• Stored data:
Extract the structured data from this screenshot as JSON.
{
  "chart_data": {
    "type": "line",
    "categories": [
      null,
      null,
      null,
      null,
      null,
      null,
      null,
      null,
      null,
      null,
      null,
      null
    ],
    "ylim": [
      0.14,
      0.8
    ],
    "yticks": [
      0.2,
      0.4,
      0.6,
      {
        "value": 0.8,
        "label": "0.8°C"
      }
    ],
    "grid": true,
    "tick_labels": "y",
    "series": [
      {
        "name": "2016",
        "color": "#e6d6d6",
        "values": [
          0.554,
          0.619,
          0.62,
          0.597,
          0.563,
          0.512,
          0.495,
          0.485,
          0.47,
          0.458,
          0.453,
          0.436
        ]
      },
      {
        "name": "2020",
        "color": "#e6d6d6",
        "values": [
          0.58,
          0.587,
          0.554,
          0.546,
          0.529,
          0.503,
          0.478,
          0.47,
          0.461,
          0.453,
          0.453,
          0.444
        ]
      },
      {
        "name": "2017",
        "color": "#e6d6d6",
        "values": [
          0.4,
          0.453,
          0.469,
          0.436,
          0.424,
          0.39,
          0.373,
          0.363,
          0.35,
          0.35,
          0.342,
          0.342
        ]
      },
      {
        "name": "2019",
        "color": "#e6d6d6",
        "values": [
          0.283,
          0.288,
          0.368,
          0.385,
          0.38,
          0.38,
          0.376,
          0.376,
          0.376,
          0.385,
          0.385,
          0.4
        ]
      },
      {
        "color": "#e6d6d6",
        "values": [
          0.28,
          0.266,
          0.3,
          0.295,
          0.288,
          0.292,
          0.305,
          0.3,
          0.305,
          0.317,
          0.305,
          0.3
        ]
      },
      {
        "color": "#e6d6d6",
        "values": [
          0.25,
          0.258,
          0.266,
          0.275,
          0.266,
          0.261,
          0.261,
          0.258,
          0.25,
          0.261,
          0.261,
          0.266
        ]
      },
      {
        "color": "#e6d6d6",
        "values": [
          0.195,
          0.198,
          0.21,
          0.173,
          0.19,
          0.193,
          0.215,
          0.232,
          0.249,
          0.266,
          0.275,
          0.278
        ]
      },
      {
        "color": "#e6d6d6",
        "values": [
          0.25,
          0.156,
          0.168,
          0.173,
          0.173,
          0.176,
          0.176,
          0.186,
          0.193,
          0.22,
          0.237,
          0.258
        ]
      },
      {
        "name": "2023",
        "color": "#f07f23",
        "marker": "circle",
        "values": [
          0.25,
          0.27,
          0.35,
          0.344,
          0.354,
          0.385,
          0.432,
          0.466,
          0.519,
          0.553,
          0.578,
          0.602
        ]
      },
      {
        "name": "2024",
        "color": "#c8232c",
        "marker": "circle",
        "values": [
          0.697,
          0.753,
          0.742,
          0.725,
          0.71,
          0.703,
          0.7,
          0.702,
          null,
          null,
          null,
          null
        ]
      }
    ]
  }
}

• Aim of the exercise: From the records above, extract every entry verbatim.

• Correct response:
Extract the structured data from this screenshot as JSON.
{
  "chart_data": {
    "type": "line",
    "categories": [
      null,
      null,
      null,
      null,
      null,
      null,
      null,
      null,
      null,
      null,
      null,
      null
    ],
    "ylim": [
      0.14,
      0.8
    ],
    "yticks": [
      0.2,
      0.4,
      0.6,
      {
        "value": 0.8,
        "label": "0.8°C"
      }
    ],
    "grid": true,
    "tick_labels": "y",
    "series": [
      {
        "name": "2016",
        "color": "#e6d6d6",
        "values": [
          0.554,
          0.619,
          0.62,
          0.597,
          0.563,
          0.512,
          0.495,
          0.485,
          0.47,
          0.458,
          0.453,
          0.436
        ]
      },
      {
        "name": "2020",
        "color": "#e6d6d6",
        "values": [
          0.58,
          0.587,
          0.554,
          0.546,
          0.529,
          0.503,
          0.478,
          0.47,
          0.461,
          0.453,
          0.453,
          0.444
        ]
      },
      {
        "name": "2017",
        "color": "#e6d6d6",
        "values": [
          0.4,
          0.453,
          0.469,
          0.436,
          0.424,
          0.39,
          0.373,
          0.363,
          0.35,
          0.35,
          0.342,
          0.342
        ]
      },
      {
        "name": "2019",
        "color": "#e6d6d6",
        "values": [
          0.283,
          0.288,
          0.368,
          0.385,
          0.38,
          0.38,
          0.376,
          0.376,
          0.376,
          0.385,
          0.385,
          0.4
        ]
      },
      {
        "color": "#e6d6d6",
        "values": [
          0.28,
          0.266,
          0.3,
          0.295,
          0.288,
          0.292,
          0.305,
          0.3,
          0.305,
          0.317,
          0.305,
          0.3
        ]
      },
      {
        "color": "#e6d6d6",
        "values": [
          0.25,
          0.258,
          0.266,
          0.275,
          0.266,
          0.261,
          0.261,
          0.258,
          0.25,
          0.261,
          0.261,
          0.266
        ]
      },
      {
        "color": "#e6d6d6",
        "values": [
          0.195,
          0.198,
          0.21,
          0.173,
          0.19,
          0.193,
          0.215,
          0.232,
          0.249,
          0.266,
          0.275,
          0.278
        ]
      },
      {
        "color": "#e6d6d6",
        "values": [
          0.25,
          0.156,
          0.168,
          0.173,
          0.173,
          0.176,
          0.176,
          0.186,
          0.193,
          0.22,
          0.237,
          0.258
        ]
      },
      {
        "name": "2023",
        "color": "#f07f23",
        "marker": "circle",
        "values": [
          0.25,
          0.27,
          0.35,
          0.344,
          0.354,
          0.385,
          0.432,
          0.466,
          0.519,
          0.553,
          0.578,
          0.602
        ]
      },
      {
        "name": "2024",
        "color": "#c8232c",
        "marker": "circle",
        "values": [
          0.697,
          0.753,
          0.742,
          0.725,
          0.71,
          0.703,
          0.7,
          0.702,
          null,
          null,
          null,
          null
        ]
      }
    ]
  }
}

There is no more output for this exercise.